**TO DO**
Where a line of the listing below includes the word "file", reproduce that line.

Collected data:
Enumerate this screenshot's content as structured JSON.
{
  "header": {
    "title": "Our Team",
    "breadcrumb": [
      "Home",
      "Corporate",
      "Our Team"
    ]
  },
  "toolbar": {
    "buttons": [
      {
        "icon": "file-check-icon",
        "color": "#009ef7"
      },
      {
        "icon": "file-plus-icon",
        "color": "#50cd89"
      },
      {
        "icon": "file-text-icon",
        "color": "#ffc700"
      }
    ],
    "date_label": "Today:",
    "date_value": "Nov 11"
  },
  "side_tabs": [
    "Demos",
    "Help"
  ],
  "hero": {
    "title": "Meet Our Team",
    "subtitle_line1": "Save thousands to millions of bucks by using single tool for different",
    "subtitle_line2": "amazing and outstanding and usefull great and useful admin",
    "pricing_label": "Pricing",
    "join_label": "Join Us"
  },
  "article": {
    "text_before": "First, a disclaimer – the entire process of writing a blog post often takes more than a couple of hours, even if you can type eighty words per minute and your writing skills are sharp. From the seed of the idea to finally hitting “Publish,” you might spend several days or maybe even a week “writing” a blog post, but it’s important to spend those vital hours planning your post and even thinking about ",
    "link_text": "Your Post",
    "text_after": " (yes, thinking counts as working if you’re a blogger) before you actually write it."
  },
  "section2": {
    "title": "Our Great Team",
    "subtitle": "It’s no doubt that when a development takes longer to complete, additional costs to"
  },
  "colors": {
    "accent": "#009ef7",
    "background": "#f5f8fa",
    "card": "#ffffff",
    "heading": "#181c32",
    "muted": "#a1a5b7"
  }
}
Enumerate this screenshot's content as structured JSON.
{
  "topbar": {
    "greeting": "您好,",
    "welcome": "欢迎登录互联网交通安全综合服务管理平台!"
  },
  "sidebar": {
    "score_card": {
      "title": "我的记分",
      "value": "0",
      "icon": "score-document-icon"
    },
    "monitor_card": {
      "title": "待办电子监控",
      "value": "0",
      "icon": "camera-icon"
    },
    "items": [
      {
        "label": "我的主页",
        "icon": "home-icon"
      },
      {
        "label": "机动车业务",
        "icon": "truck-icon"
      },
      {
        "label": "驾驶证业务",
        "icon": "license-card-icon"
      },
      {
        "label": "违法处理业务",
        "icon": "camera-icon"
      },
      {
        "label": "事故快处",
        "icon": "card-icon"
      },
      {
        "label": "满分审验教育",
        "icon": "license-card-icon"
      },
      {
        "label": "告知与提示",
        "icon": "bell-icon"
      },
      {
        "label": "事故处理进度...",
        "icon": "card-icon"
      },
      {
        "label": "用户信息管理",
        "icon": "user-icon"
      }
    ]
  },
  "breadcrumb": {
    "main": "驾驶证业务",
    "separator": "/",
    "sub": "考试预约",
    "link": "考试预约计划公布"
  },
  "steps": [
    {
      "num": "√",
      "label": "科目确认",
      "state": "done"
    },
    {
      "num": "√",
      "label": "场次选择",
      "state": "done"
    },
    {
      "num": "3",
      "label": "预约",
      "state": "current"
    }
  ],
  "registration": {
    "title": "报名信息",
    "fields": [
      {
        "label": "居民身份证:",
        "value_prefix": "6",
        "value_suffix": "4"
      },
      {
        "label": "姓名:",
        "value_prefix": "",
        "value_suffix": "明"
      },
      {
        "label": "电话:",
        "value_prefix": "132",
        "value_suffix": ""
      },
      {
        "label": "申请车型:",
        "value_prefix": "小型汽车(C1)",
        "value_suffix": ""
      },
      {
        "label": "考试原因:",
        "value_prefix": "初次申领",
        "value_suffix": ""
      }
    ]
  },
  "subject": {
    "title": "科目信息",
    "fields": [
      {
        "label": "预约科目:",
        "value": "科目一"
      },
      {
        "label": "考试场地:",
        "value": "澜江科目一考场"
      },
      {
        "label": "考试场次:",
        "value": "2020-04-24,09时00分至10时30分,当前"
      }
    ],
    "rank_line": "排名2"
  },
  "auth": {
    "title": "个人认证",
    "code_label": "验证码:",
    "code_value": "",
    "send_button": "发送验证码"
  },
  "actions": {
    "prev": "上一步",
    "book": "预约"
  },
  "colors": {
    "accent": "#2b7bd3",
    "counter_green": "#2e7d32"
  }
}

**RESPONSE**
        "icon": "file-check-icon",
        "icon": "file-plus-icon",
        "icon": "file-text-icon",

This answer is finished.